__Instructions to follow__:
Transcribe every line exactly. Leave the pictures behind.

┌─ Data entries

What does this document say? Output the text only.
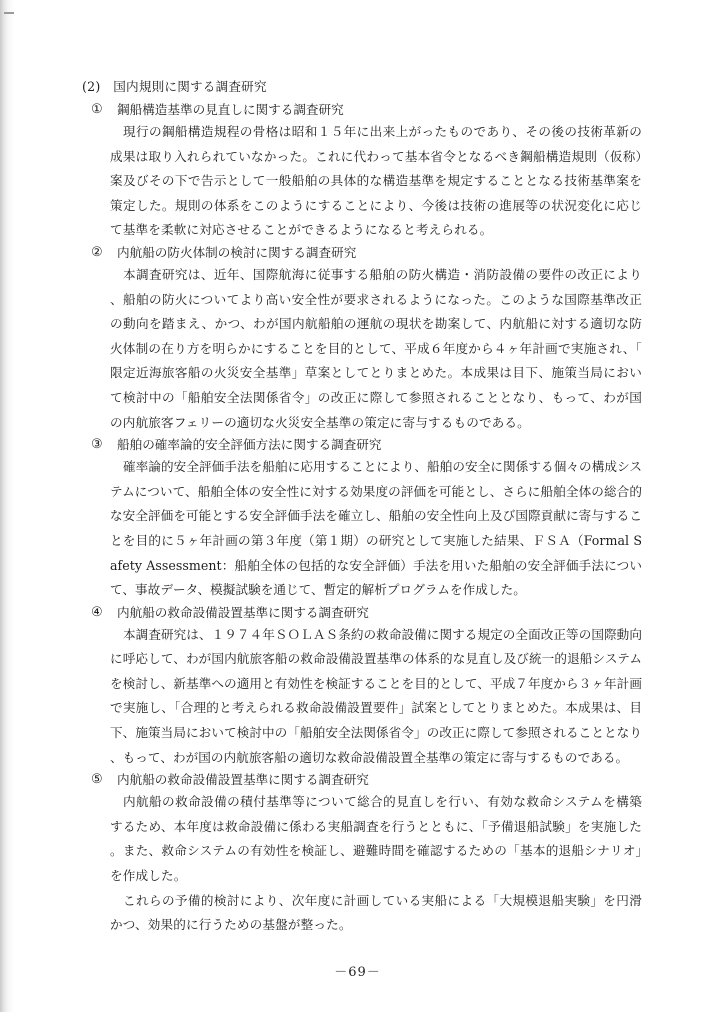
(2)　国内規則に関する調査研究
①	鋼船構造基準の見直しに関する調査研究

現行の鋼船構造規程の骨格は昭和１５年に出来上がったものであり、その後の技術革新の成果は取り入れられていなかった。これに代わって基本省令となるべき鋼船構造規則（仮称）案及びその下で告示として一般船舶の具体的な構造基準を規定することとなる技術基準案を策定した。規則の体系をこのようにすることにより、今後は技術の進展等の状況変化に応じて基準を柔軟に対応させることができるようになると考えられる。

②	内航船の防火体制の検討に関する調査研究

本調査研究は、近年、国際航海に従事する船舶の防火構造・消防設備の要件の改正により、船舶の防火についてより高い安全性が要求されるようになった。このような国際基準改正の動向を踏まえ、かつ、わが国内航船舶の運航の現状を勘案して、内航船に対する適切な防火体制の在り方を明らかにすることを目的として、平成６年度から４ヶ年計画で実施され、「限定近海旅客船の火災安全基準」草案としてとりまとめた。本成果は目下、施策当局において検討中の「船舶安全法関係省令」の改正に際して参照されることとなり、もって、わが国の内航旅客フェリーの適切な火災安全基準の策定に寄与するものである。

③	船舶の確率論的安全評価方法に関する調査研究

確率論的安全評価手法を船舶に応用することにより、船舶の安全に関係する個々の構成システムについて、船舶全体の安全性に対する効果度の評価を可能とし、さらに船舶全体の総合的な安全評価を可能とする安全評価手法を確立し、船舶の安全性向上及び国際貢献に寄与することを目的に５ヶ年計画の第３年度（第１期）の研究として実施した結果、ＦＳＡ（Formal Safety Assessment：船舶全体の包括的な安全評価）手法を用いた船舶の安全評価手法について、事故データ、模擬試験を通じて、暫定的解析プログラムを作成した。

④	内航船の救命設備設置基準に関する調査研究

本調査研究は、１９７４年ＳＯＬＡＳ条約の救命設備に関する規定の全面改正等の国際動向に呼応して、わが国内航旅客船の救命設備設置基準の体系的な見直し及び統一的退船システムを検討し、新基準への適用と有効性を検証することを目的として、平成７年度から３ヶ年計画で実施し、「合理的と考えられる救命設備設置要件」試案としてとりまとめた。本成果は、目下、施策当局において検討中の「船舶安全法関係省令」の改正に際して参照されることとなり、もって、わが国の内航旅客船の適切な救命設備設置全基準の策定に寄与するものである。

⑤	内航船の救命設備設置基準に関する調査研究

内航船の救命設備の積付基準等について総合的見直しを行い、有効な救命システムを構築するため、本年度は救命設備に係わる実船調査を行うとともに、「予備退船試験」を実施した。また、救命システムの有効性を検証し、避難時間を確認するための「基本的退船シナリオ」を作成した。

これらの予備的検討により、次年度に計画している実船による「大規模退船実験」を円滑かつ、効果的に行うための基盤が整った。

－69－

└─

__Solution to this task__:
What does this document say? Output the text only.
(2)　国内規則に関する調査研究
①	鋼船構造基準の見直しに関する調査研究

現行の鋼船構造規程の骨格は昭和１５年に出来上がったものであり、その後の技術革新の成果は取り入れられていなかった。これに代わって基本省令となるべき鋼船構造規則（仮称）案及びその下で告示として一般船舶の具体的な構造基準を規定することとなる技術基準案を策定した。規則の体系をこのようにすることにより、今後は技術の進展等の状況変化に応じて基準を柔軟に対応させることができるようになると考えられる。

②	内航船の防火体制の検討に関する調査研究

本調査研究は、近年、国際航海に従事する船舶の防火構造・消防設備の要件の改正により、船舶の防火についてより高い安全性が要求されるようになった。このような国際基準改正の動向を踏まえ、かつ、わが国内航船舶の運航の現状を勘案して、内航船に対する適切な防火体制の在り方を明らかにすることを目的として、平成６年度から４ヶ年計画で実施され、「限定近海旅客船の火災安全基準」草案としてとりまとめた。本成果は目下、施策当局において検討中の「船舶安全法関係省令」の改正に際して参照されることとなり、もって、わが国の内航旅客フェリーの適切な火災安全基準の策定に寄与するものである。

③	船舶の確率論的安全評価方法に関する調査研究

確率論的安全評価手法を船舶に応用することにより、船舶の安全に関係する個々の構成システムについて、船舶全体の安全性に対する効果度の評価を可能とし、さらに船舶全体の総合的な安全評価を可能とする安全評価手法を確立し、船舶の安全性向上及び国際貢献に寄与することを目的に５ヶ年計画の第３年度（第１期）の研究として実施した結果、ＦＳＡ（Formal Safety Assessment：船舶全体の包括的な安全評価）手法を用いた船舶の安全評価手法について、事故データ、模擬試験を通じて、暫定的解析プログラムを作成した。

④	内航船の救命設備設置基準に関する調査研究

本調査研究は、１９７４年ＳＯＬＡＳ条約の救命設備に関する規定の全面改正等の国際動向に呼応して、わが国内航旅客船の救命設備設置基準の体系的な見直し及び統一的退船システムを検討し、新基準への適用と有効性を検証することを目的として、平成７年度から３ヶ年計画で実施し、「合理的と考えられる救命設備設置要件」試案としてとりまとめた。本成果は、目下、施策当局において検討中の「船舶安全法関係省令」の改正に際して参照されることとなり、もって、わが国の内航旅客船の適切な救命設備設置全基準の策定に寄与するものである。

⑤	内航船の救命設備設置基準に関する調査研究

内航船の救命設備の積付基準等について総合的見直しを行い、有効な救命システムを構築するため、本年度は救命設備に係わる実船調査を行うとともに、「予備退船試験」を実施した。また、救命システムの有効性を検証し、避難時間を確認するための「基本的退船シナリオ」を作成した。

これらの予備的検討により、次年度に計画している実船による「大規模退船実験」を円滑かつ、効果的に行うための基盤が整った。

－69－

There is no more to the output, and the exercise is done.